◆ What to produce: Reproduce every entry exactly as shown.

===== Records provided

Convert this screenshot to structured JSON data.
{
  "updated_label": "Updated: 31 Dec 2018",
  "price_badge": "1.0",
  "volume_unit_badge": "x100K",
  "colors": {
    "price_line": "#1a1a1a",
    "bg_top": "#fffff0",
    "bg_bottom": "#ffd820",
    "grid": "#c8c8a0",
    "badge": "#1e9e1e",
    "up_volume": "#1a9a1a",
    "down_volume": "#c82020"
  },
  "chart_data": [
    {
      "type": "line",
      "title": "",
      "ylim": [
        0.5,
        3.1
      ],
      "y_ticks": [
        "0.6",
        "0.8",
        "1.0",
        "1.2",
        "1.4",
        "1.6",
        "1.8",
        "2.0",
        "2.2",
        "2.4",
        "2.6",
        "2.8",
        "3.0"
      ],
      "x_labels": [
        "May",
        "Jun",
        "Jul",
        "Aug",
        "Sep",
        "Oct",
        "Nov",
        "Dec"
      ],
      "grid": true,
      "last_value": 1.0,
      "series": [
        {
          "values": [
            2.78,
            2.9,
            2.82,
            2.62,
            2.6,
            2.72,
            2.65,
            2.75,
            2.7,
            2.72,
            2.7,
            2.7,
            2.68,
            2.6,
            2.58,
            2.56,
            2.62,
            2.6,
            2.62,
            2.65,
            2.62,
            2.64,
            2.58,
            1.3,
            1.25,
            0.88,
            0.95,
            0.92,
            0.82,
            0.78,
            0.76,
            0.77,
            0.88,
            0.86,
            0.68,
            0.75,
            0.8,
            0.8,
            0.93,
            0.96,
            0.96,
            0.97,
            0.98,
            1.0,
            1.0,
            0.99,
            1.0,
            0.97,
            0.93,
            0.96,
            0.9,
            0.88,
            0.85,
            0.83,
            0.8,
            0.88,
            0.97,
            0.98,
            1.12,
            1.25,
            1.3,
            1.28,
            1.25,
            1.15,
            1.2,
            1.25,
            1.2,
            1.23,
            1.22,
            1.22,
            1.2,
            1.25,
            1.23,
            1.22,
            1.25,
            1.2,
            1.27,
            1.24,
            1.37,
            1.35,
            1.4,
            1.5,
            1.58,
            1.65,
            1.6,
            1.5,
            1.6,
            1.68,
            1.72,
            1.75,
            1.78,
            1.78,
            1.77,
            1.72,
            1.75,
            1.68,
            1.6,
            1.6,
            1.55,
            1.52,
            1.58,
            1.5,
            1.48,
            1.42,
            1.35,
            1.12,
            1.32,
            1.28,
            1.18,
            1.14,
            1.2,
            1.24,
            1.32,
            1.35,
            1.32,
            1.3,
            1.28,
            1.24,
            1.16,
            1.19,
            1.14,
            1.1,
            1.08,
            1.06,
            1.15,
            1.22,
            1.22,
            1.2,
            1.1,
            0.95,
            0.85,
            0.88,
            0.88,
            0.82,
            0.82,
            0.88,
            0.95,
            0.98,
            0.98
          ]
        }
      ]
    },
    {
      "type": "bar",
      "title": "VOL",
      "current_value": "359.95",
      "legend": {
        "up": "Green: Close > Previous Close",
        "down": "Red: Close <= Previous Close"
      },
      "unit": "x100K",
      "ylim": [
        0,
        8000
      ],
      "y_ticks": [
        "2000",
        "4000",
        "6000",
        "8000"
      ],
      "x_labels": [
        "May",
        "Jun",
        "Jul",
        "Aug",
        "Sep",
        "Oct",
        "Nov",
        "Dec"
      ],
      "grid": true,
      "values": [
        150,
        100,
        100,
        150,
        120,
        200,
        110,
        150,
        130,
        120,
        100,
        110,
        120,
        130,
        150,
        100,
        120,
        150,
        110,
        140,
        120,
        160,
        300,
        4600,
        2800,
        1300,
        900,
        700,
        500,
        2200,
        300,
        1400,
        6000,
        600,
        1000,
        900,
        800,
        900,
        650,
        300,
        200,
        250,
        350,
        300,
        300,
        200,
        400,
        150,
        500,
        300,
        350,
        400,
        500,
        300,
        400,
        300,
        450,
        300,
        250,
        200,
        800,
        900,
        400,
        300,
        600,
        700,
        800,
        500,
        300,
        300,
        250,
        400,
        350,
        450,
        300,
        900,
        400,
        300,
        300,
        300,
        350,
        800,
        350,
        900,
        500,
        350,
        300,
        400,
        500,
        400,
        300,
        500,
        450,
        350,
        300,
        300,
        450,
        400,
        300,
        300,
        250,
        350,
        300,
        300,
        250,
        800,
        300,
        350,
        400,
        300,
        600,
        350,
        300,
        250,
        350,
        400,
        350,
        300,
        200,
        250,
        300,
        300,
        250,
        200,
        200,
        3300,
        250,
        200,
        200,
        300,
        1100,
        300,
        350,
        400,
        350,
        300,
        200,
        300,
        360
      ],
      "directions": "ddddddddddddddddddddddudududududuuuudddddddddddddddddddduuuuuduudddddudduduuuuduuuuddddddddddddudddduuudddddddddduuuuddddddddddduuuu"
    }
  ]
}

==========

◆ Correct answer:
Convert this screenshot to structured JSON data.
{
  "updated_label": "Updated: 31 Dec 2018",
  "price_badge": "1.0",
  "volume_unit_badge": "x100K",
  "colors": {
    "price_line": "#1a1a1a",
    "bg_top": "#fffff0",
    "bg_bottom": "#ffd820",
    "grid": "#c8c8a0",
    "badge": "#1e9e1e",
    "up_volume": "#1a9a1a",
    "down_volume": "#c82020"
  },
  "chart_data": [
    {
      "type": "line",
      "title": "",
      "ylim": [
        0.5,
        3.1
      ],
      "y_ticks": [
        "0.6",
        "0.8",
        "1.0",
        "1.2",
        "1.4",
        "1.6",
        "1.8",
        "2.0",
        "2.2",
        "2.4",
        "2.6",
        "2.8",
        "3.0"
      ],
      "x_labels": [
        "May",
        "Jun",
        "Jul",
        "Aug",
        "Sep",
        "Oct",
        "Nov",
        "Dec"
      ],
      "grid": true,
      "last_value": 1.0,
      "series": [
        {
          "values": [
            2.78,
            2.9,
            2.82,
            2.62,
            2.6,
            2.72,
            2.65,
            2.75,
            2.7,
            2.72,
            2.7,
            2.7,
            2.68,
            2.6,
            2.58,
            2.56,
            2.62,
            2.6,
            2.62,
            2.65,
            2.62,
            2.64,
            2.58,
            1.3,
            1.25,
            0.88,
            0.95,
            0.92,
            0.82,
            0.78,
            0.76,
            0.77,
            0.88,
            0.86,
            0.68,
            0.75,
            0.8,
            0.8,
            0.93,
            0.96,
            0.96,
            0.97,
            0.98,
            1.0,
            1.0,
            0.99,
            1.0,
            0.97,
            0.93,
            0.96,
            0.9,
            0.88,
            0.85,
            0.83,
            0.8,
            0.88,
            0.97,
            0.98,
            1.12,
            1.25,
            1.3,
            1.28,
            1.25,
            1.15,
            1.2,
            1.25,
            1.2,
            1.23,
            1.22,
            1.22,
            1.2,
            1.25,
            1.23,
            1.22,
            1.25,
            1.2,
            1.27,
            1.24,
            1.37,
            1.35,
            1.4,
            1.5,
            1.58,
            1.65,
            1.6,
            1.5,
            1.6,
            1.68,
            1.72,
            1.75,
            1.78,
            1.78,
            1.77,
            1.72,
            1.75,
            1.68,
            1.6,
            1.6,
            1.55,
            1.52,
            1.58,
            1.5,
            1.48,
            1.42,
            1.35,
            1.12,
            1.32,
            1.28,
            1.18,
            1.14,
            1.2,
            1.24,
            1.32,
            1.35,
            1.32,
            1.3,
            1.28,
            1.24,
            1.16,
            1.19,
            1.14,
            1.1,
            1.08,
            1.06,
            1.15,
            1.22,
            1.22,
            1.2,
            1.1,
            0.95,
            0.85,
            0.88,
            0.88,
            0.82,
            0.82,
            0.88,
            0.95,
            0.98,
            0.98
          ]
        }
      ]
    },
    {
      "type": "bar",
      "title": "VOL",
      "current_value": "359.95",
      "legend": {
        "up": "Green: Close > Previous Close",
        "down": "Red: Close <= Previous Close"
      },
      "unit": "x100K",
      "ylim": [
        0,
        8000
      ],
      "y_ticks": [
        "2000",
        "4000",
        "6000",
        "8000"
      ],
      "x_labels": [
        "May",
        "Jun",
        "Jul",
        "Aug",
        "Sep",
        "Oct",
        "Nov",
        "Dec"
      ],
      "grid": true,
      "values": [
        150,
        100,
        100,
        150,
        120,
        200,
        110,
        150,
        130,
        120,
        100,
        110,
        120,
        130,
        150,
        100,
        120,
        150,
        110,
        140,
        120,
        160,
        300,
        4600,
        2800,
        1300,
        900,
        700,
        500,
        2200,
        300,
        1400,
        6000,
        600,
        1000,
        900,
        800,
        900,
        650,
        300,
        200,
        250,
        350,
        300,
        300,
        200,
        400,
        150,
        500,
        300,
        350,
        400,
        500,
        300,
        400,
        300,
        450,
        300,
        250,
        200,
        800,
        900,
        400,
        300,
        600,
        700,
        800,
        500,
        300,
        300,
        250,
        400,
        350,
        450,
        300,
        900,
        400,
        300,
        300,
        300,
        350,
        800,
        350,
        900,
        500,
        350,
        300,
        400,
        500,
        400,
        300,
        500,
        450,
        350,
        300,
        300,
        450,
        400,
        300,
        300,
        250,
        350,
        300,
        300,
        250,
        800,
        300,
        350,
        400,
        300,
        600,
        350,
        300,
        250,
        350,
        400,
        350,
        300,
        200,
        250,
        300,
        300,
        250,
        200,
        200,
        3300,
        250,
        200,
        200,
        300,
        1100,
        300,
        350,
        400,
        350,
        300,
        200,
        300,
        360
      ],
      "directions": "ddddddddddddddddddddddudududududuuuudddddddddddddddddddduuuuuduudddddudduduuuuduuuuddddddddddddudddduuudddddddddduuuuddddddddddduuuu"
    }
  ]
}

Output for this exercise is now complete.